— begin Material —
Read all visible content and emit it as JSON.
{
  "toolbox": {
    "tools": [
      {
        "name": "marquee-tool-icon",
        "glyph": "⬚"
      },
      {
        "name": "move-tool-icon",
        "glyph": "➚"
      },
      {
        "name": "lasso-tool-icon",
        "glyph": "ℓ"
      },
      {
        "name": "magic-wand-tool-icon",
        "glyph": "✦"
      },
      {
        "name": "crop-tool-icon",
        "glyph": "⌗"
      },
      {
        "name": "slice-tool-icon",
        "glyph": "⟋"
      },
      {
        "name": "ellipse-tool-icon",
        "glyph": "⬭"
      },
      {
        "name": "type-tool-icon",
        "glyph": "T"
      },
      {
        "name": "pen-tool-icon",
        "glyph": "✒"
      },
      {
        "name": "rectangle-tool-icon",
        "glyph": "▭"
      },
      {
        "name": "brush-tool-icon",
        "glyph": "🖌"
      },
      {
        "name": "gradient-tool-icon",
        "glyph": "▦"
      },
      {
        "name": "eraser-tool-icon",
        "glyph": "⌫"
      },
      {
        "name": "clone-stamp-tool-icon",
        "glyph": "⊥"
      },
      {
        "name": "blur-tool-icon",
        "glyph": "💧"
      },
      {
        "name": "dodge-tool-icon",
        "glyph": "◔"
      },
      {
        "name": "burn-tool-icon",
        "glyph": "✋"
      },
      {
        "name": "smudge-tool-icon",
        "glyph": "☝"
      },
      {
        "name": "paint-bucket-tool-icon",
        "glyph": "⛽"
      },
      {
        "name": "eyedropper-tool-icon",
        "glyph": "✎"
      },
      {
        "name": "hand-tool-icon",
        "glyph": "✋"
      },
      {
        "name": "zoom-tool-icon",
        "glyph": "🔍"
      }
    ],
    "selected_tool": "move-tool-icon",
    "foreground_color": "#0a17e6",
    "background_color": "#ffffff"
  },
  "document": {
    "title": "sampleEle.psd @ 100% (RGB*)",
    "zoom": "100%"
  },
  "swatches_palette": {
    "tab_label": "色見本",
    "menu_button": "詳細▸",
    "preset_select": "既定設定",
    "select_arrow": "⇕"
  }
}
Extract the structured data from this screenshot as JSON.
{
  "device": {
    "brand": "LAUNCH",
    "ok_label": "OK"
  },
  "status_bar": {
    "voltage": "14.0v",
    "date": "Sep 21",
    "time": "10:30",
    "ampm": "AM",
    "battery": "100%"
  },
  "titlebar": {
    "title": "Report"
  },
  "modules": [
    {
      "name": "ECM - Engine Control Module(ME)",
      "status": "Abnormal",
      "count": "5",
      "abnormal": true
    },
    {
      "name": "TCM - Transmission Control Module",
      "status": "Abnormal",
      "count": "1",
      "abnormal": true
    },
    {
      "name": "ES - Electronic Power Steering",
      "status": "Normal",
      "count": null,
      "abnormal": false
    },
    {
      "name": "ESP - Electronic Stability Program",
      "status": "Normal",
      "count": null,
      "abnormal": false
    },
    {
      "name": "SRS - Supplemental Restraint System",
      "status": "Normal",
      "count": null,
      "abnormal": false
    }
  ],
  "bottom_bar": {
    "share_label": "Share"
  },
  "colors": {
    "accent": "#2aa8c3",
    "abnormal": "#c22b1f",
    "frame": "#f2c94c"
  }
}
— end Material —
— begin Material —
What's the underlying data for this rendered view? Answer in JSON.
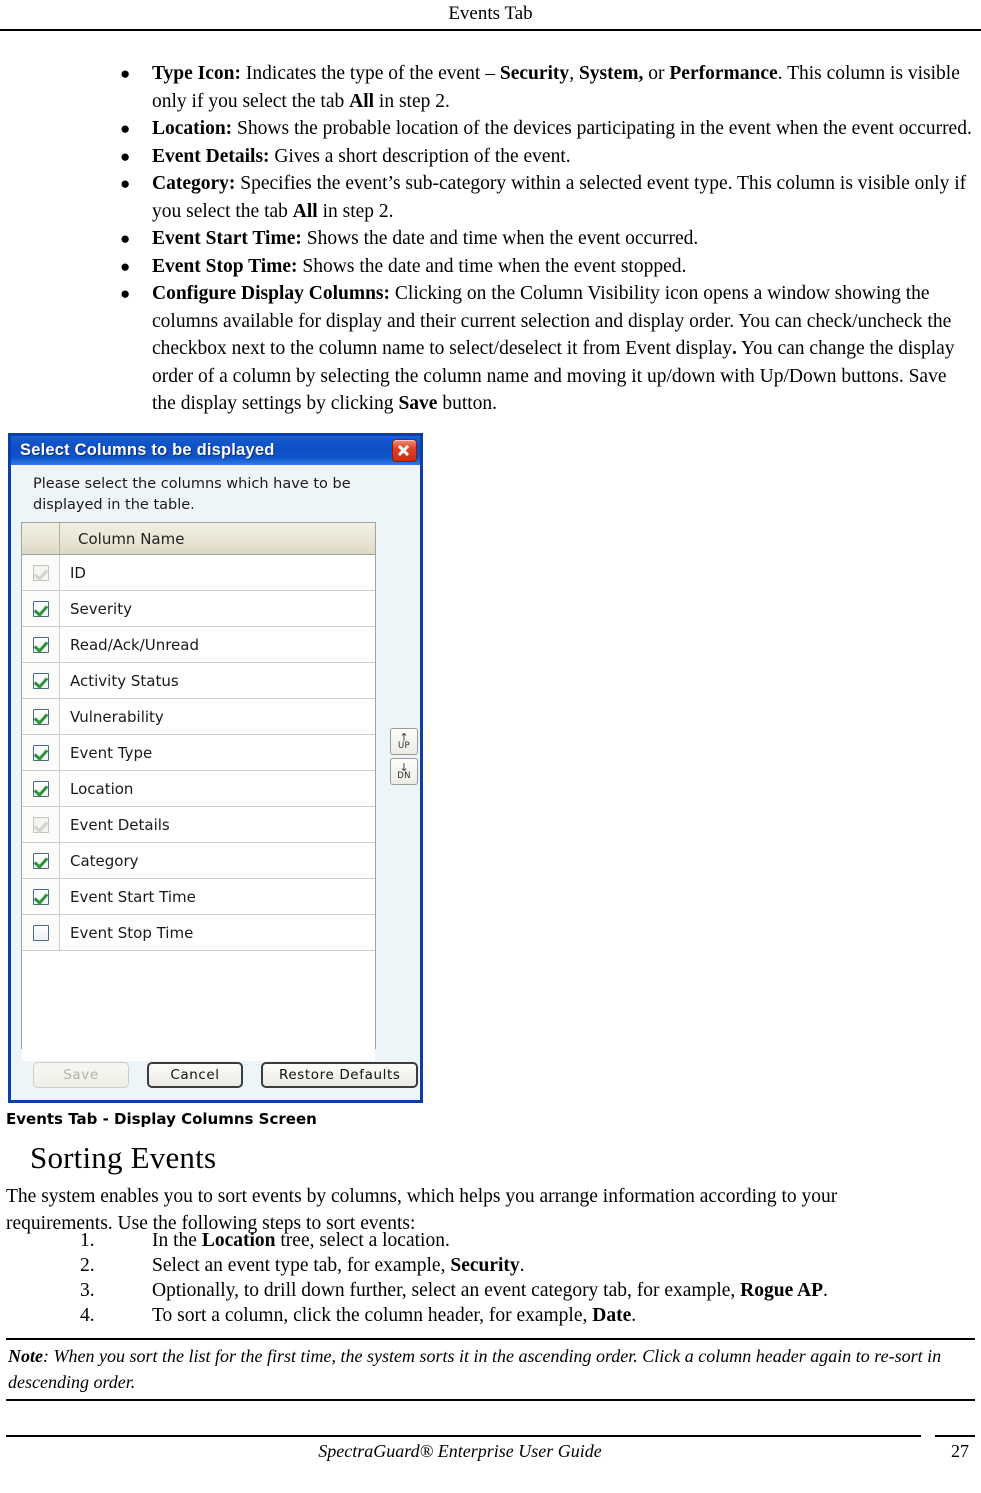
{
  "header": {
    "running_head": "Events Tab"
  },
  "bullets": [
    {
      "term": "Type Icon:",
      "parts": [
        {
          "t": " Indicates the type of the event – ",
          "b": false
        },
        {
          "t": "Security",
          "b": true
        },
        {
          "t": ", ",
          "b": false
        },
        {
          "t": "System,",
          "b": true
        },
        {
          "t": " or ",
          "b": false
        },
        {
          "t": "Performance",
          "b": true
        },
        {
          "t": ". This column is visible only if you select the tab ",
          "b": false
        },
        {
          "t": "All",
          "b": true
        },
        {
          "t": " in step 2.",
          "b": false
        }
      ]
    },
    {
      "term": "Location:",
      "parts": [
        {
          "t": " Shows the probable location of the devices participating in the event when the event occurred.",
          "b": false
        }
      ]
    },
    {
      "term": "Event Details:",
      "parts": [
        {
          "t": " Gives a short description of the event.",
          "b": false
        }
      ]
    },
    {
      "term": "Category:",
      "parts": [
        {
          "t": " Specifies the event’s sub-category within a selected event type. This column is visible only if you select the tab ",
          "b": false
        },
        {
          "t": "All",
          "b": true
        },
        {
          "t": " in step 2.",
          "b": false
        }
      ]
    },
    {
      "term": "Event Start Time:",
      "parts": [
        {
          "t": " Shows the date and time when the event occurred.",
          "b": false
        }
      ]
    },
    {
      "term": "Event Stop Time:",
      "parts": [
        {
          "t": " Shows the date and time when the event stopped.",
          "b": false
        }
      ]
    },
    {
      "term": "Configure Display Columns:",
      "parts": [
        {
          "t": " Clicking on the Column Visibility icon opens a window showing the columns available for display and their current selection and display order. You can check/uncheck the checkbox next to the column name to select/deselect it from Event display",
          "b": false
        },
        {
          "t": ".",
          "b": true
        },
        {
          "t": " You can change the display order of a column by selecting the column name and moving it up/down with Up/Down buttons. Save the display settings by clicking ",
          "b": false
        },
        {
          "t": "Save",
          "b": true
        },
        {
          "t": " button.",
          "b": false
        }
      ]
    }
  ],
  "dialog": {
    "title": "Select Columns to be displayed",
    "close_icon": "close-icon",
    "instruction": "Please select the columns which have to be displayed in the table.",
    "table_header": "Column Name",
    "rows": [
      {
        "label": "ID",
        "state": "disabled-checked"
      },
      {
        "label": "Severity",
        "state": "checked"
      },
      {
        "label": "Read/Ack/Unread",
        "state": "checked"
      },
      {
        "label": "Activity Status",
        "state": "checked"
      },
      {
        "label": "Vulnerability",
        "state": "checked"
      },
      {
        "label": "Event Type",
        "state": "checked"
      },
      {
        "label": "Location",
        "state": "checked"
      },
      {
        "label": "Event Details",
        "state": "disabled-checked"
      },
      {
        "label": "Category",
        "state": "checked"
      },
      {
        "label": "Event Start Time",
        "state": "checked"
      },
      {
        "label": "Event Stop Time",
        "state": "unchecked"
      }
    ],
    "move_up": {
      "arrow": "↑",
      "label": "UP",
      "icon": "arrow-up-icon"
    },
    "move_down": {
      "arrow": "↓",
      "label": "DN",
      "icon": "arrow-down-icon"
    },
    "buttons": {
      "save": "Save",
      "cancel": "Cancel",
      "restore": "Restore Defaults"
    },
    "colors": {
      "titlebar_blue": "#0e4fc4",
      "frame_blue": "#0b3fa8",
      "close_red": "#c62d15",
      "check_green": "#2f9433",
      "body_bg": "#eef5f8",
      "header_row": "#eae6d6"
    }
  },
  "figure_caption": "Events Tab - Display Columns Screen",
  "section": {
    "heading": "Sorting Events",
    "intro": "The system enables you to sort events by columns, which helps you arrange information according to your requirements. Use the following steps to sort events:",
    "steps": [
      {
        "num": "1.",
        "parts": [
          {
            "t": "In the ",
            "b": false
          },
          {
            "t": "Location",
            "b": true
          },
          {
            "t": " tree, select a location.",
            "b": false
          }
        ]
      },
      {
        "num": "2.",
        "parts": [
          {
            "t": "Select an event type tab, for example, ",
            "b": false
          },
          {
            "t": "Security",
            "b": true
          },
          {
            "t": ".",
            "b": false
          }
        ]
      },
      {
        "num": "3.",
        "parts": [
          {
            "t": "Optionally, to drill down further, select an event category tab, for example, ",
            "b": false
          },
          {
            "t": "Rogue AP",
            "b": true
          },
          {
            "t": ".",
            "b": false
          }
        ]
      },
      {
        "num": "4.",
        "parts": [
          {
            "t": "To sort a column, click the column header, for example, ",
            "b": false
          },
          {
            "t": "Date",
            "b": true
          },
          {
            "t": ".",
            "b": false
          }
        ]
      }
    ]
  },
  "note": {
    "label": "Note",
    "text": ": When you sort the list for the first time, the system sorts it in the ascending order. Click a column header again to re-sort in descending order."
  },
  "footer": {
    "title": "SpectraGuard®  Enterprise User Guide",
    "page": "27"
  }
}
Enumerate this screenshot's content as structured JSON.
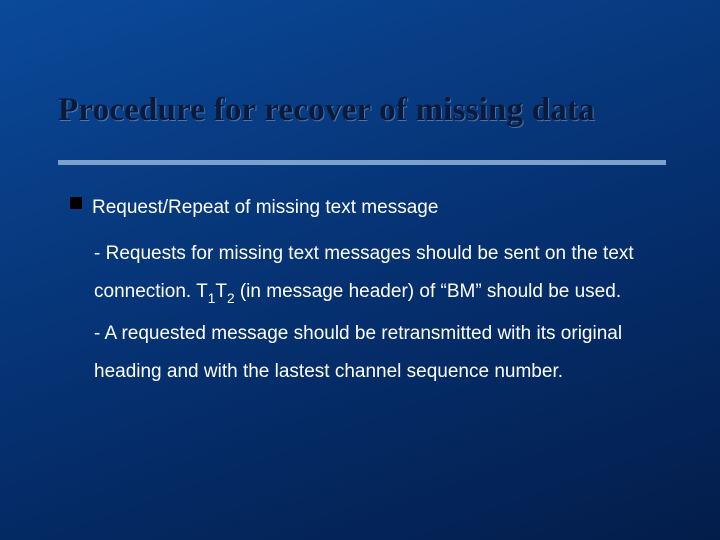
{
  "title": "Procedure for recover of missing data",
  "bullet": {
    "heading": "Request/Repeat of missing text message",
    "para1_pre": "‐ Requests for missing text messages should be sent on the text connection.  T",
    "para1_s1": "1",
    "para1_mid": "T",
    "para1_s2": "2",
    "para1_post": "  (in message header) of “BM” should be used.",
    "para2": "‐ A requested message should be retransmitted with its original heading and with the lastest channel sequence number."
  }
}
— end Material —
**What the exercise asks:** Copy each line from the records above that includes the string "Details".

**Result below:**
      "term": "Event Details:",
        "label": "Event Details",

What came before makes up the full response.